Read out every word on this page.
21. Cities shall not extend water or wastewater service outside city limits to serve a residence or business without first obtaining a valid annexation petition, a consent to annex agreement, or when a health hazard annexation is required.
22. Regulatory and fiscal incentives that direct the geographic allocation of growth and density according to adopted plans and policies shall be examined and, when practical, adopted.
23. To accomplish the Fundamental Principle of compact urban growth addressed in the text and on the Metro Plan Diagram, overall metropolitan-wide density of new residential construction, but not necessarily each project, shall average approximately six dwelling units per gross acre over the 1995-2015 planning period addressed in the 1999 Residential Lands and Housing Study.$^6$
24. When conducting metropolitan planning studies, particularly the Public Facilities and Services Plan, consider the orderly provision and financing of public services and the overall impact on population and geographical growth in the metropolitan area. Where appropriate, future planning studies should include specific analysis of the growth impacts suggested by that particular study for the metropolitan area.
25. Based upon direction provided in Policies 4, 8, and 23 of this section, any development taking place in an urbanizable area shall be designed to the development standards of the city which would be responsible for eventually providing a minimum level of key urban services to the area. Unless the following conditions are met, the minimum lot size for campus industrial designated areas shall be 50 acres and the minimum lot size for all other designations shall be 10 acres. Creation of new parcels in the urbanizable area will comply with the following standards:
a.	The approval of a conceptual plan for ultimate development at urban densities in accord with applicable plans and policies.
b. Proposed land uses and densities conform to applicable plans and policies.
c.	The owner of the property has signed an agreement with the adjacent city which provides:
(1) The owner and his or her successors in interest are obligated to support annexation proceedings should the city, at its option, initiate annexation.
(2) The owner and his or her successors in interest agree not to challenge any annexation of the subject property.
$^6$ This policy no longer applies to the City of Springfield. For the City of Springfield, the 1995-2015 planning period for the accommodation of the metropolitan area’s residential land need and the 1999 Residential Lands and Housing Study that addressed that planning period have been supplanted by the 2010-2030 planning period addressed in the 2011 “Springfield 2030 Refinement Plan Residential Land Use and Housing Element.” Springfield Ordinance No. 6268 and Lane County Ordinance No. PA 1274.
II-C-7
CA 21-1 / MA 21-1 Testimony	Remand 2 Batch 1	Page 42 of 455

◇ ◇ ◇ ◇ ◇ ◇ ◇

Using the data above, repeat every line exactly.

Read out every word on this page.
21. Cities shall not extend water or wastewater service outside city limits to serve a residence or business without first obtaining a valid annexation petition, a consent to annex agreement, or when a health hazard annexation is required.
22. Regulatory and fiscal incentives that direct the geographic allocation of growth and density according to adopted plans and policies shall be examined and, when practical, adopted.
23. To accomplish the Fundamental Principle of compact urban growth addressed in the text and on the Metro Plan Diagram, overall metropolitan-wide density of new residential construction, but not necessarily each project, shall average approximately six dwelling units per gross acre over the 1995-2015 planning period addressed in the 1999 Residential Lands and Housing Study.$^6$
24. When conducting metropolitan planning studies, particularly the Public Facilities and Services Plan, consider the orderly provision and financing of public services and the overall impact on population and geographical growth in the metropolitan area. Where appropriate, future planning studies should include specific analysis of the growth impacts suggested by that particular study for the metropolitan area.
25. Based upon direction provided in Policies 4, 8, and 23 of this section, any development taking place in an urbanizable area shall be designed to the development standards of the city which would be responsible for eventually providing a minimum level of key urban services to the area. Unless the following conditions are met, the minimum lot size for campus industrial designated areas shall be 50 acres and the minimum lot size for all other designations shall be 10 acres. Creation of new parcels in the urbanizable area will comply with the following standards:
a.	The approval of a conceptual plan for ultimate development at urban densities in accord with applicable plans and policies.
b. Proposed land uses and densities conform to applicable plans and policies.
c.	The owner of the property has signed an agreement with the adjacent city which provides:
(1) The owner and his or her successors in interest are obligated to support annexation proceedings should the city, at its option, initiate annexation.
(2) The owner and his or her successors in interest agree not to challenge any annexation of the subject property.
$^6$ This policy no longer applies to the City of Springfield. For the City of Springfield, the 1995-2015 planning period for the accommodation of the metropolitan area’s residential land need and the 1999 Residential Lands and Housing Study that addressed that planning period have been supplanted by the 2010-2030 planning period addressed in the 2011 “Springfield 2030 Refinement Plan Residential Land Use and Housing Element.” Springfield Ordinance No. 6268 and Lane County Ordinance No. PA 1274.
II-C-7
CA 21-1 / MA 21-1 Testimony	Remand 2 Batch 1	Page 42 of 455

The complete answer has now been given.